• EXCERPTED TEXT:
------

Replace Us With Computers!

In a preview to the future – who performs better at predicting outcomes, a physician, or a computer?

Unsurprisingly, it’s the computer – and the unfortunate bit is we’re not exactly going up against Watson or the hologram doctor from the U.S.S. Voyager here.

This is Jeff Kline, showing off his rather old, not terribly sophisticated “attribute matching” software.  This software, created back in 2005-ish, is based off a database he created of acute coronary syndrome and pulmonary embolism patients.  He determined a handful of most-predictive variables from this set, and then created a tool that allows physicians to input those specific variables from a newly evaluated patient.  The tool then finds the exact matches in the database and spits back a probability estimate based on the historical reference set.

------

• INFORMATION:
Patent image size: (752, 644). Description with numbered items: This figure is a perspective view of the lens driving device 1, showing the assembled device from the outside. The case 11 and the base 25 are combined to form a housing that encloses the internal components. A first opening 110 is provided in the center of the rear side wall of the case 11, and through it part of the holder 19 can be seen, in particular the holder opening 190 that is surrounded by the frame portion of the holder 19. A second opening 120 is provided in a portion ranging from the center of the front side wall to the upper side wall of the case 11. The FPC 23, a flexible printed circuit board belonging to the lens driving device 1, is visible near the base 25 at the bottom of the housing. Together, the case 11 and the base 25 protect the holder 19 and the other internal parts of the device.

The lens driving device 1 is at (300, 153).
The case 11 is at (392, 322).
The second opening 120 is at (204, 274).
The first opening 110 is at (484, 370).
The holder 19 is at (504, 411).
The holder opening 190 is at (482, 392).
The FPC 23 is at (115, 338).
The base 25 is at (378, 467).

------

• ASSIGNMENT 1: According to the blog post, which patients make up the database that Jeff Kline created?
• ASSIGNMENT 2: Set down the passage of the blog post starting with "This is Jeff" and going on through "historical reference set.".
None of the items are needed to complete these tasks.

• EXERCISE ANSWER 1: Acute coronary syndrome and pulmonary embolism patients.

• EXERCISE ANSWER 2:
This is Jeff Kline, showing off his rather old, not terribly sophisticated “attribute matching” software.  This software, created back in 2005-ish, is based off a database he created of acute coronary syndrome and pulmonary embolism patients.  He determined a handful of most-predictive variables from this set, and then created a tool that allows physicians to input those specific variables from a newly evaluated patient.  The tool then finds the exact matches in the database and spits back a probability estimate based on the historical reference set.